--- begin RECORDS FOR PROCESSING ---

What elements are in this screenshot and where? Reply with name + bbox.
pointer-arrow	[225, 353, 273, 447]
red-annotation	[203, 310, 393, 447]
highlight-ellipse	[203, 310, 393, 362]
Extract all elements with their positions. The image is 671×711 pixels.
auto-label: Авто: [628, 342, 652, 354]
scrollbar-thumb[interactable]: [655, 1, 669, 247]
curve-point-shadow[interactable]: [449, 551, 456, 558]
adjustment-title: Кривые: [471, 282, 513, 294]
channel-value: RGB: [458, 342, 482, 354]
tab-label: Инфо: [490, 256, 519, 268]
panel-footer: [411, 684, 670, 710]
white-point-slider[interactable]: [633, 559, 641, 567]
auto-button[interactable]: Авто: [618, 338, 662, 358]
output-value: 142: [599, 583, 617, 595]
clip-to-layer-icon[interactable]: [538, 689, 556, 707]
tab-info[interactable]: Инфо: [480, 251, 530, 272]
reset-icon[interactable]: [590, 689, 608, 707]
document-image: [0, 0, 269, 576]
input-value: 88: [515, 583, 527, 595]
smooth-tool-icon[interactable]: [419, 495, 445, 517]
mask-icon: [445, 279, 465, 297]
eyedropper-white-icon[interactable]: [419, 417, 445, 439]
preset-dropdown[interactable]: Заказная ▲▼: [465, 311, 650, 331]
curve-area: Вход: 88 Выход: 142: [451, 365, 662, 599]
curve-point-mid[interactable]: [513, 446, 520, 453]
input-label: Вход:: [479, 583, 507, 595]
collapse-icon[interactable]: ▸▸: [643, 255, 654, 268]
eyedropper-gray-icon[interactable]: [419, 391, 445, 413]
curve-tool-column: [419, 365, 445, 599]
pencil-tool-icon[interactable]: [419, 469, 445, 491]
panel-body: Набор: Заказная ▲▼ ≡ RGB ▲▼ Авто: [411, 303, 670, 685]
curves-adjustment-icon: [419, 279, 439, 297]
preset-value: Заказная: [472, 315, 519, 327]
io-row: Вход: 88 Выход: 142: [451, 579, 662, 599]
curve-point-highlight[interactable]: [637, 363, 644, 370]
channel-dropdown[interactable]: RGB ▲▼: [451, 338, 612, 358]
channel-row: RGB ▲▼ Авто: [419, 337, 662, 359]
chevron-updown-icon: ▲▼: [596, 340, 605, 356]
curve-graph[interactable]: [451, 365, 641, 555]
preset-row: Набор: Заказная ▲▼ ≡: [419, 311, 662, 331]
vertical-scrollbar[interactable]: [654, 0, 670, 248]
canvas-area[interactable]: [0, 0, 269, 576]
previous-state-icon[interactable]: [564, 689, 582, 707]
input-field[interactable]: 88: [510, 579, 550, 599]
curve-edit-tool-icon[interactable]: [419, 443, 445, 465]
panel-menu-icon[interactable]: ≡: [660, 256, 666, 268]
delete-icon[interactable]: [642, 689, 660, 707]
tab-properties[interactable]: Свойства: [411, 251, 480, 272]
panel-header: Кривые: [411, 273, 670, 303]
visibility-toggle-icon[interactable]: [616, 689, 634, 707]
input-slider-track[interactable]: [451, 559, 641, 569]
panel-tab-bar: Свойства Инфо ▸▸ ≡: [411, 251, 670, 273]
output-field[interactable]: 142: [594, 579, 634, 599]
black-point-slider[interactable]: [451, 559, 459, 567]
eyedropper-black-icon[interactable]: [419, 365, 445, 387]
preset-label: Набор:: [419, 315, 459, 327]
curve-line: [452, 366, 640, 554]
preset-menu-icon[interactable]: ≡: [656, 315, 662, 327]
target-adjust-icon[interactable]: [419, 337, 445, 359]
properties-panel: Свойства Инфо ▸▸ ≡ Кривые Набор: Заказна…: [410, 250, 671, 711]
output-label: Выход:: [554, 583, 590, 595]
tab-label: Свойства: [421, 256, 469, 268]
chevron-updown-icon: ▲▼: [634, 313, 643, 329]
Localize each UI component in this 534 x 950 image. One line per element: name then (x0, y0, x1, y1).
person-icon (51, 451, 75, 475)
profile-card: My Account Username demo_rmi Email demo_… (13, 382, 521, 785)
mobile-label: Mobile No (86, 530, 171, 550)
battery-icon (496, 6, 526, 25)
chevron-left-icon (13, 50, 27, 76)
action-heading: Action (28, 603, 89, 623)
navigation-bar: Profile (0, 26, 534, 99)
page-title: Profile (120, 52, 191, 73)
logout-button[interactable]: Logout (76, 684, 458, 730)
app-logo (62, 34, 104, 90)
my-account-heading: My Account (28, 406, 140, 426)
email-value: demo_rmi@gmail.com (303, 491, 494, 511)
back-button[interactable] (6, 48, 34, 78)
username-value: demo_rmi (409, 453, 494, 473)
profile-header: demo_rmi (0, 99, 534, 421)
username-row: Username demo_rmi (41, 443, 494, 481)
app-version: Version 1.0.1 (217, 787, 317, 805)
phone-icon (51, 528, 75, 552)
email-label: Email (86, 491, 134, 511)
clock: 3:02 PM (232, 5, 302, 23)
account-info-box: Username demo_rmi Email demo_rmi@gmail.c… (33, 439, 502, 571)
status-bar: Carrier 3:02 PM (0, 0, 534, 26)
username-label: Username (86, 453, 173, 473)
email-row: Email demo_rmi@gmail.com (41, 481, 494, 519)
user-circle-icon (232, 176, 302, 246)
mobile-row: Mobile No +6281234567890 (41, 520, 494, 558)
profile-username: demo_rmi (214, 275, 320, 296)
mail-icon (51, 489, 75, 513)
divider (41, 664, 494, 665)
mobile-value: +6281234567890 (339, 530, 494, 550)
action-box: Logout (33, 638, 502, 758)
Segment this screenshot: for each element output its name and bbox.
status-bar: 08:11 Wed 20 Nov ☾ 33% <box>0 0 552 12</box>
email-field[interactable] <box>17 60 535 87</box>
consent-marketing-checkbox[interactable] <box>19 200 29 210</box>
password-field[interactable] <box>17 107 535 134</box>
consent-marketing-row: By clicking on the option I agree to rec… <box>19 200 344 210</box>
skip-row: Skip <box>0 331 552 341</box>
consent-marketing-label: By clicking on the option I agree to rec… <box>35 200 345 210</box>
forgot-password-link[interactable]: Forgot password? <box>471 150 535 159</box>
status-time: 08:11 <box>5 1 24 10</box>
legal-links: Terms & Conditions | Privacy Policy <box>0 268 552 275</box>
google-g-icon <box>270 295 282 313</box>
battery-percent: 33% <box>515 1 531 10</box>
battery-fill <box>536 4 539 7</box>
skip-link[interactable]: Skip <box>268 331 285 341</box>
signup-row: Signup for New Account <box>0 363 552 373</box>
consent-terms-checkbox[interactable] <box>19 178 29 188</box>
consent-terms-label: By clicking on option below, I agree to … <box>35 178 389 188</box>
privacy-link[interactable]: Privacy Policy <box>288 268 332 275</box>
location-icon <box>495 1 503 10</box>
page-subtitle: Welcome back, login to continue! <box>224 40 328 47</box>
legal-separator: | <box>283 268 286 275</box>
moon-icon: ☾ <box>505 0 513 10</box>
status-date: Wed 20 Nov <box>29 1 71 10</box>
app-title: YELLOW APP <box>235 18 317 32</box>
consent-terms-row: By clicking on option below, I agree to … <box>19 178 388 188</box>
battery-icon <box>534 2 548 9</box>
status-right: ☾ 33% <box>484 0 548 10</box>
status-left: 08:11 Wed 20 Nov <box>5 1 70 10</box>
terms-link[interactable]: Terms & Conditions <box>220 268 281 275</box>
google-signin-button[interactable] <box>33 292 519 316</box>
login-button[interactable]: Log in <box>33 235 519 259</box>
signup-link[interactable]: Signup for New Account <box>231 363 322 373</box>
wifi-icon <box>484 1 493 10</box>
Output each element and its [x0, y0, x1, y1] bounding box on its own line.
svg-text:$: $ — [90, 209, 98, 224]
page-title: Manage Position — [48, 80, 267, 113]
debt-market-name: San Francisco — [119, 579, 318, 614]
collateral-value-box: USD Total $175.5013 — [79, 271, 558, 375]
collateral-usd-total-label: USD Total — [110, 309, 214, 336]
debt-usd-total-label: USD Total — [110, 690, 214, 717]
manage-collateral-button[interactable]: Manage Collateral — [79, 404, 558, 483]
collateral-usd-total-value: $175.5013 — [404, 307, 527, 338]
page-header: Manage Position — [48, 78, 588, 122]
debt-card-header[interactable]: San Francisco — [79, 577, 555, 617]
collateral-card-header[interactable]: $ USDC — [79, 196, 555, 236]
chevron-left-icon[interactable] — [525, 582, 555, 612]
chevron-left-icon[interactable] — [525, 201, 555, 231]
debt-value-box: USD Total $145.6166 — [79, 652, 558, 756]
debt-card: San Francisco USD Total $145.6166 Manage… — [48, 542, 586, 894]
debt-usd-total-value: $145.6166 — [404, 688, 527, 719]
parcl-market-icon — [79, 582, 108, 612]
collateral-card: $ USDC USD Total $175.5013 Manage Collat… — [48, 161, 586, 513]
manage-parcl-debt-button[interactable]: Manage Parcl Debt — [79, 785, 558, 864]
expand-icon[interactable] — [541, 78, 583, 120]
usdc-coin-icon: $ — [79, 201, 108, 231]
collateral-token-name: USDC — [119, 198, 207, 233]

--- end RECORDS FOR PROCESSING ---

§ AIM: Please print the rows unchanged, starting with the first line and stopping after the line that contains "channel-value: RGB: [458, 342, 482, 354]".

§ SOLUTION BELOW:
What elements are in this screenshot and where? Reply with name + bbox.
pointer-arrow	[225, 353, 273, 447]
red-annotation	[203, 310, 393, 447]
highlight-ellipse	[203, 310, 393, 362]
Extract all elements with their positions. The image is 671×711 pixels.
auto-label: Авто: [628, 342, 652, 354]
scrollbar-thumb[interactable]: [655, 1, 669, 247]
curve-point-shadow[interactable]: [449, 551, 456, 558]
adjustment-title: Кривые: [471, 282, 513, 294]
channel-value: RGB: [458, 342, 482, 354]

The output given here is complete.